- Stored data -
* START *
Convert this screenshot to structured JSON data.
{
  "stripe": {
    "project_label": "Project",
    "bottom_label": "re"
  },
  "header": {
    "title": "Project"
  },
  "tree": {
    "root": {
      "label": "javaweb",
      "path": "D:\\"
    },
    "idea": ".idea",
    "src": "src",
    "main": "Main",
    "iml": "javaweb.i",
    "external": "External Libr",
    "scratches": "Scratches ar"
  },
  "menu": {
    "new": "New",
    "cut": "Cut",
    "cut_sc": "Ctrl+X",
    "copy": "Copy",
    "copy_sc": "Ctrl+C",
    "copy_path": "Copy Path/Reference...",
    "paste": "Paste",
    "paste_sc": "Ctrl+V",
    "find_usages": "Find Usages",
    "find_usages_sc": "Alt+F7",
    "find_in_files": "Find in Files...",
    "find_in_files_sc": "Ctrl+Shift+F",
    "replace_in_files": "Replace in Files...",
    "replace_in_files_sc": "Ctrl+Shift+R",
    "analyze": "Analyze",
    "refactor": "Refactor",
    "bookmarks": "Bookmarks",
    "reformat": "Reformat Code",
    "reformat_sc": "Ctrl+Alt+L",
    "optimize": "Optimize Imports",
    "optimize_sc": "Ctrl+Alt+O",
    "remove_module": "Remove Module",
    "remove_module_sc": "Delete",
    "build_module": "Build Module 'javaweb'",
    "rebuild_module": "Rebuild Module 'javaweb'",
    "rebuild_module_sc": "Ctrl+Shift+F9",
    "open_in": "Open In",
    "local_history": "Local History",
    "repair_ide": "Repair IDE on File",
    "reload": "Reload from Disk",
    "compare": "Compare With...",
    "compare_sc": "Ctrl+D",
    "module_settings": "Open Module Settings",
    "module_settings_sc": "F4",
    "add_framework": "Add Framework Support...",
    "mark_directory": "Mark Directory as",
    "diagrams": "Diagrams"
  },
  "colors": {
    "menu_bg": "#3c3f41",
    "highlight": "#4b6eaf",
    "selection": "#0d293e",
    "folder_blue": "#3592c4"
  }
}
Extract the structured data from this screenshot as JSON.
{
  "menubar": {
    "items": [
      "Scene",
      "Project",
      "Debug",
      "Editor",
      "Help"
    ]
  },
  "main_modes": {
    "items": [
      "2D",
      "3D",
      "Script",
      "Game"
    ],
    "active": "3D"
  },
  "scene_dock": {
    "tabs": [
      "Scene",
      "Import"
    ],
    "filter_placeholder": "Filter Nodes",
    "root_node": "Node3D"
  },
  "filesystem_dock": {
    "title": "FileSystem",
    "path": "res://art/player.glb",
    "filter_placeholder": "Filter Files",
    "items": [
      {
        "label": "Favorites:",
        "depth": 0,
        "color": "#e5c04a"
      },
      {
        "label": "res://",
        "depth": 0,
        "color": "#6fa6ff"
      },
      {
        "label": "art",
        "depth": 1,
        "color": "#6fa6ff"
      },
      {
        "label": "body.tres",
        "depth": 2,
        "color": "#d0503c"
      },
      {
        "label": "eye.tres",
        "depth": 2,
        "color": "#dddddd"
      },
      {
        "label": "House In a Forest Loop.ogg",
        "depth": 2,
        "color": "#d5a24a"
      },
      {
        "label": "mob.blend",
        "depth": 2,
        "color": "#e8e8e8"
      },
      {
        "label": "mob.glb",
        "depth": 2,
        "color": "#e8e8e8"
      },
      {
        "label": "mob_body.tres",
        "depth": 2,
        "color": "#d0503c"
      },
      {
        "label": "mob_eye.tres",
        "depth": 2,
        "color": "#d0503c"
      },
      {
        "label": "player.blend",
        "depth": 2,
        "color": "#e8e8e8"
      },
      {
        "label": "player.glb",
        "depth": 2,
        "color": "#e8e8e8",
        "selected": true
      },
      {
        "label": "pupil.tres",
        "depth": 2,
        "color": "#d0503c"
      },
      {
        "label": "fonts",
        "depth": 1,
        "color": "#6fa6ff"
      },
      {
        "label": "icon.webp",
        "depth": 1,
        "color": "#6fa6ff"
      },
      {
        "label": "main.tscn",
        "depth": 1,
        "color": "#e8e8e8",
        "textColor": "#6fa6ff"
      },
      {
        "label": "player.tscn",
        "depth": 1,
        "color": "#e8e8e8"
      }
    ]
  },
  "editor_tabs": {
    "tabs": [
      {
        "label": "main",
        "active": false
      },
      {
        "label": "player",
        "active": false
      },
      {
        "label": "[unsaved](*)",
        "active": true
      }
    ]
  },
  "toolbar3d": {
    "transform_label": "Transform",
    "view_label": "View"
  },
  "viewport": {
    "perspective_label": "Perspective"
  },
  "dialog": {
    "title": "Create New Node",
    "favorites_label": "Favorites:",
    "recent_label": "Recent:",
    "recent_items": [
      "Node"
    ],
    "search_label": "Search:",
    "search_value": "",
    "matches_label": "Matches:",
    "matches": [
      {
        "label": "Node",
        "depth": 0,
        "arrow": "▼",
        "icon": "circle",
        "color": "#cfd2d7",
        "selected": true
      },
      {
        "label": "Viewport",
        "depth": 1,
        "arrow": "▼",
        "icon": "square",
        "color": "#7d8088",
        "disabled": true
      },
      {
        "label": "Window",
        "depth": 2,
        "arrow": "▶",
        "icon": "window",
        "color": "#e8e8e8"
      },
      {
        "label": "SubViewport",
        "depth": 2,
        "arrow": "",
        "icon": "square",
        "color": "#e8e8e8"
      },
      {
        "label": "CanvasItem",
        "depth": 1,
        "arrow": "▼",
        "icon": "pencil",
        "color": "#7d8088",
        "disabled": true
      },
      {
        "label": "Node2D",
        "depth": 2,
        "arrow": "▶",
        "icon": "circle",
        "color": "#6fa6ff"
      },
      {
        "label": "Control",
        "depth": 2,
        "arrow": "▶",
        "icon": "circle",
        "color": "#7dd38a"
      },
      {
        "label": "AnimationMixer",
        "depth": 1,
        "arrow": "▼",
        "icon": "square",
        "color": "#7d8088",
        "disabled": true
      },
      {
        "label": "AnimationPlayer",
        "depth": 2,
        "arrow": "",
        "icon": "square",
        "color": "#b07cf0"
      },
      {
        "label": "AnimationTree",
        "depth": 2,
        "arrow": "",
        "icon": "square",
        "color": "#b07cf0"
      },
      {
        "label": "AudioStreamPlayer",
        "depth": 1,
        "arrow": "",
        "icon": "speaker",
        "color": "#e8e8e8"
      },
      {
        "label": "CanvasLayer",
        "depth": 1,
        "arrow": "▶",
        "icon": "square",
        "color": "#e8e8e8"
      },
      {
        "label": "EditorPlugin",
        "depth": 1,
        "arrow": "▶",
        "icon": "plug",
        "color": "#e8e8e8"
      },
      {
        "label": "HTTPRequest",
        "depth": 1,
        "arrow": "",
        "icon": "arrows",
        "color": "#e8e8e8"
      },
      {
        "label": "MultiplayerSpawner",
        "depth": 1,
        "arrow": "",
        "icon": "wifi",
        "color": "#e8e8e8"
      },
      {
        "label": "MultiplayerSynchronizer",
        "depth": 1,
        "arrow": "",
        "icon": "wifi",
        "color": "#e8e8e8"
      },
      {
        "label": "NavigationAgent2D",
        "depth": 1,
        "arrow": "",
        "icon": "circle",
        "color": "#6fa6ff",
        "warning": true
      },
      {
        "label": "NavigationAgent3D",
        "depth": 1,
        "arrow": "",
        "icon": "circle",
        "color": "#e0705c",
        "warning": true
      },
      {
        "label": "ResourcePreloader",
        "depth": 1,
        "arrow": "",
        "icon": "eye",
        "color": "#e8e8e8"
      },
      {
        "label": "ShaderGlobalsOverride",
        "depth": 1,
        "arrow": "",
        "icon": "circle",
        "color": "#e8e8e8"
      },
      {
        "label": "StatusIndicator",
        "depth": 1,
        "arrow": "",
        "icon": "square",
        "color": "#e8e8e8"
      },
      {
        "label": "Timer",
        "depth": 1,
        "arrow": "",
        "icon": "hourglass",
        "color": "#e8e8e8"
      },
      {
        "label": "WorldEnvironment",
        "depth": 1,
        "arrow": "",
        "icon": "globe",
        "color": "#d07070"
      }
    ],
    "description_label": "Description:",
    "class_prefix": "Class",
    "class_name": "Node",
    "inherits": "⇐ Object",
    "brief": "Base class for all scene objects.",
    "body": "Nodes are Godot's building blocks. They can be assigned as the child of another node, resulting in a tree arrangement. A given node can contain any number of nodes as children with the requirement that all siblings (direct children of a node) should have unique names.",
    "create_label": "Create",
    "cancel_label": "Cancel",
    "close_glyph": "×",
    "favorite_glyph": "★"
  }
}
* END *
- REQUIRED TASK -
Isolate the lines above that contain the word "Project" and copy them.

- EXPECTED OUTPUT -
    "project_label": "Project",
    "title": "Project"
      "Project",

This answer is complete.